• [TASK TO CARRY OUT]: Exactly as written, please set down all of the entries again, with no pictures.

[Stored records]

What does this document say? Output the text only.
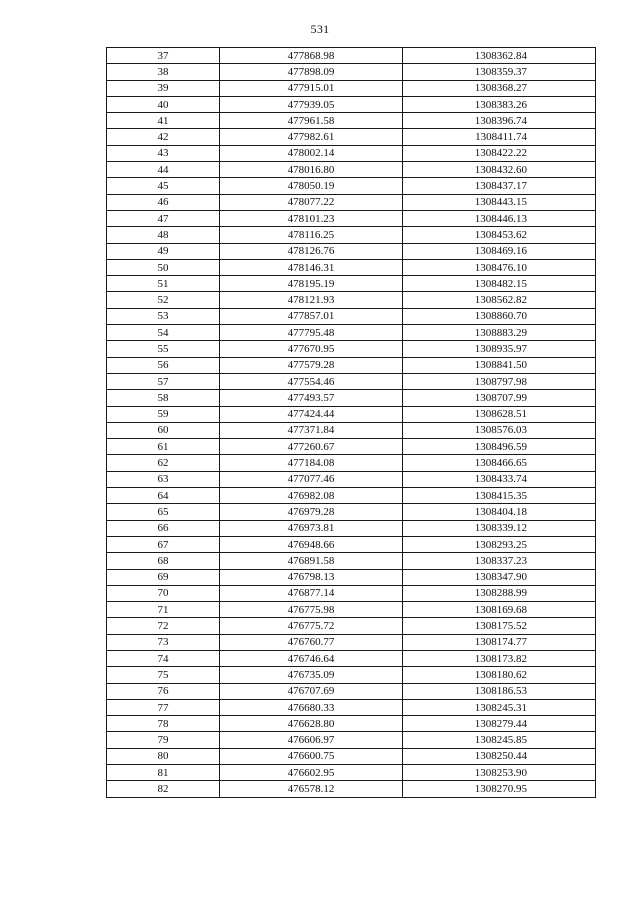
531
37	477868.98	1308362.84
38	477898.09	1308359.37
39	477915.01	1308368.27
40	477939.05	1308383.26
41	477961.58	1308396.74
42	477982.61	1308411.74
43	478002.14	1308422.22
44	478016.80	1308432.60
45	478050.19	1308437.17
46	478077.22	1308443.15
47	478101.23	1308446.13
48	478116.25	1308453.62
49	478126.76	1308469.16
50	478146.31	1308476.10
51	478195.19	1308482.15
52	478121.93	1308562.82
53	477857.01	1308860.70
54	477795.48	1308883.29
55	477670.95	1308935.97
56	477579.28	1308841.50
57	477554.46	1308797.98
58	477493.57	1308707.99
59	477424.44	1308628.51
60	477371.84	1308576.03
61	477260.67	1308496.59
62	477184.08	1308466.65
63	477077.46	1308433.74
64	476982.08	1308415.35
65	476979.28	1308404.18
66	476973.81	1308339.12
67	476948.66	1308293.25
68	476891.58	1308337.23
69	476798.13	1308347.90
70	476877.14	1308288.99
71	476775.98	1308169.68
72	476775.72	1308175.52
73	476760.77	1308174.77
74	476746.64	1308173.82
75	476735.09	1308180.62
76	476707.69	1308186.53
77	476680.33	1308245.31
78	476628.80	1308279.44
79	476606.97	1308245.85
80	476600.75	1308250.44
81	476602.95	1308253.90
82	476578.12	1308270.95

• [RESULT FOR THIS EXERCISE]:
What does this document say? Output the text only.
531
37	477868.98	1308362.84
38	477898.09	1308359.37
39	477915.01	1308368.27
40	477939.05	1308383.26
41	477961.58	1308396.74
42	477982.61	1308411.74
43	478002.14	1308422.22
44	478016.80	1308432.60
45	478050.19	1308437.17
46	478077.22	1308443.15
47	478101.23	1308446.13
48	478116.25	1308453.62
49	478126.76	1308469.16
50	478146.31	1308476.10
51	478195.19	1308482.15
52	478121.93	1308562.82
53	477857.01	1308860.70
54	477795.48	1308883.29
55	477670.95	1308935.97
56	477579.28	1308841.50
57	477554.46	1308797.98
58	477493.57	1308707.99
59	477424.44	1308628.51
60	477371.84	1308576.03
61	477260.67	1308496.59
62	477184.08	1308466.65
63	477077.46	1308433.74
64	476982.08	1308415.35
65	476979.28	1308404.18
66	476973.81	1308339.12
67	476948.66	1308293.25
68	476891.58	1308337.23
69	476798.13	1308347.90
70	476877.14	1308288.99
71	476775.98	1308169.68
72	476775.72	1308175.52
73	476760.77	1308174.77
74	476746.64	1308173.82
75	476735.09	1308180.62
76	476707.69	1308186.53
77	476680.33	1308245.31
78	476628.80	1308279.44
79	476606.97	1308245.85
80	476600.75	1308250.44
81	476602.95	1308253.90
82	476578.12	1308270.95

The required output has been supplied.